■ WRITTEN REQUEST
Where a line contains the string "malanni", copy that line.

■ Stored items
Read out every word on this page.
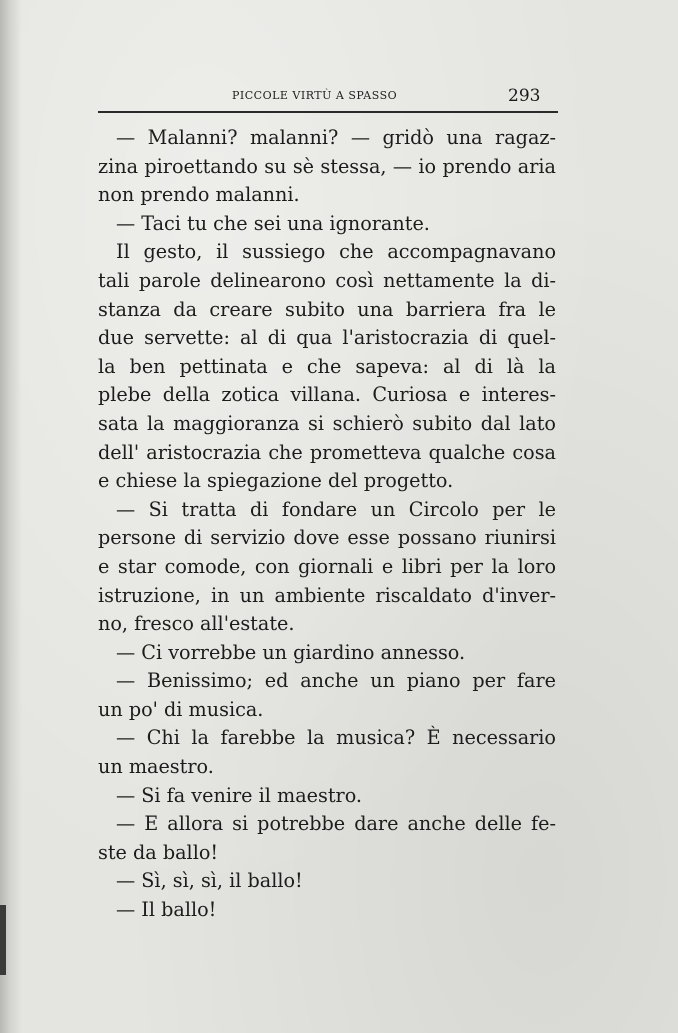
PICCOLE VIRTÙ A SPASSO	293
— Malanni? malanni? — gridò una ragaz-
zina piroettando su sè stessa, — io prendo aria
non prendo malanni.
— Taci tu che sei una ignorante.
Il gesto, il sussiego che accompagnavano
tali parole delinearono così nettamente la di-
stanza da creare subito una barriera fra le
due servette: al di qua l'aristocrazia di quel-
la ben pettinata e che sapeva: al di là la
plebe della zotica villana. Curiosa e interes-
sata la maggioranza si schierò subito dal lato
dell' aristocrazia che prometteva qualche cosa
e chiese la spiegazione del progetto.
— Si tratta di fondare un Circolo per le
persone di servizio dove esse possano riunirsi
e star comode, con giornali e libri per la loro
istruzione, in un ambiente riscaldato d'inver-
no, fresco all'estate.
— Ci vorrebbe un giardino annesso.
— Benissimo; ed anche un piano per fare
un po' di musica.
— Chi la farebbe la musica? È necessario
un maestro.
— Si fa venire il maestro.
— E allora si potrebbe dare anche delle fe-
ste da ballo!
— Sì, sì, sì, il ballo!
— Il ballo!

--

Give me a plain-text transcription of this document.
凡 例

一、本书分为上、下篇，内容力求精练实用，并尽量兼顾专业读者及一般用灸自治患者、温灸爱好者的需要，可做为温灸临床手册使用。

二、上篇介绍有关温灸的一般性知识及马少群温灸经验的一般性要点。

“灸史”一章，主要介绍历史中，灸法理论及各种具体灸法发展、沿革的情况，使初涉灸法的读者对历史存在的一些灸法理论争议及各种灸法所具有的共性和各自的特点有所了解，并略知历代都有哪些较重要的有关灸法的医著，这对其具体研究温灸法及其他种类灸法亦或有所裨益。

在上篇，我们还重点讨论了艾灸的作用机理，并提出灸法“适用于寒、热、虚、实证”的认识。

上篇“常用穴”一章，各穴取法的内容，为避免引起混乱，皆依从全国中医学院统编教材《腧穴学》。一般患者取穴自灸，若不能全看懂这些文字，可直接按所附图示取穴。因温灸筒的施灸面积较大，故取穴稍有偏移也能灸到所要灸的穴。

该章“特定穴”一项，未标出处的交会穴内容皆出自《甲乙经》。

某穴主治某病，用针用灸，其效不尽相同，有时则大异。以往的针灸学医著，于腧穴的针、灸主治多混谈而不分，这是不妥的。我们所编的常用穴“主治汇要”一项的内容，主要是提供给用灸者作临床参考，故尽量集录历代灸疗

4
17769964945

■ TASK RESULT
— Malanni? malanni? — gridò una ragaz-
non prendo malanni.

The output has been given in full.